_Data shown:_

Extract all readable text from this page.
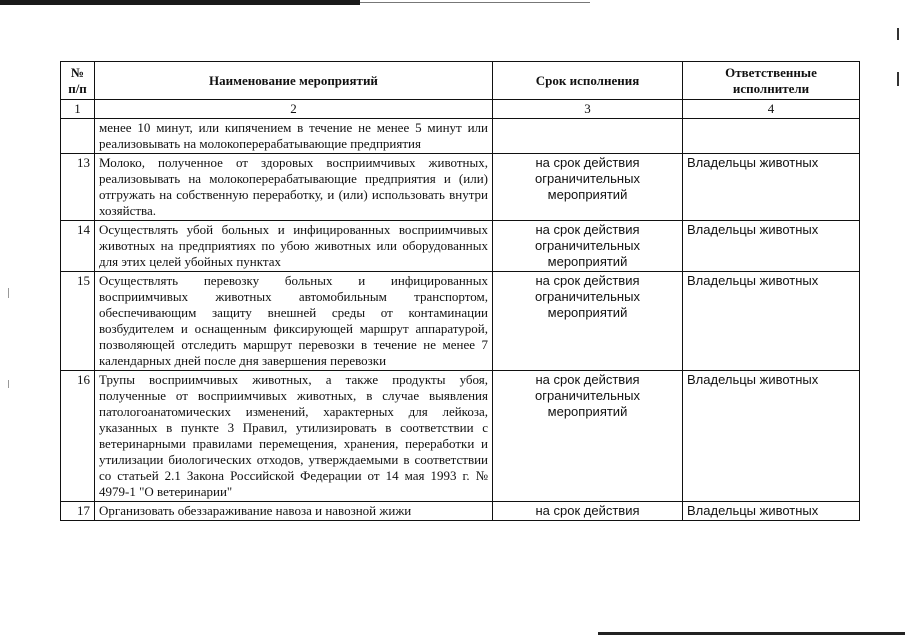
№
п/п	Наименование мероприятий	Срок исполнения	Ответственные исполнители
1	2	3	4
	менее 10 минут, или кипячением в течение не менее 5 минут или реализовывать на молокоперерабатывающие предприятия		
13	Молоко, полученное от здоровых восприимчивых животных, реализовывать на молокоперерабатывающие предприятия и (или) отгружать на собственную переработку, и (или) использовать внутри хозяйства.	на срок действия ограничительных мероприятий	Владельцы животных
14	Осуществлять убой больных и инфицированных восприимчивых животных на предприятиях по убою животных или оборудованных для этих целей убойных пунктах	на срок действия ограничительных мероприятий	Владельцы животных
15	Осуществлять перевозку больных и инфицированных восприимчивых животных автомобильным транспортом, обеспечивающим защиту внешней среды от контаминации возбудителем и оснащенным фиксирующей маршрут аппаратурой, позволяющей отследить маршрут перевозки в течение не менее 7 календарных дней после дня завершения перевозки	на срок действия ограничительных мероприятий	Владельцы животных
16	Трупы восприимчивых животных, а также продукты убоя, полученные от восприимчивых животных, в случае выявления патологоанатомических изменений, характерных для лейкоза, указанных в пункте 3 Правил, утилизировать в соответствии с ветеринарными правилами перемещения, хранения, переработки и утилизации биологических отходов, утверждаемыми в соответствии со статьей 2.1 Закона Российской Федерации от 14 мая 1993 г. № 4979-1 "О ветеринарии"	на срок действия ограничительных мероприятий	Владельцы животных
17	Организовать обеззараживание навоза и навозной жижи	на срок действия	Владельцы животных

_Required task:_ Tally the lines of the data that contain the string "молокоперерабатывающие" and report the total alone.

_Answer in full:_ 2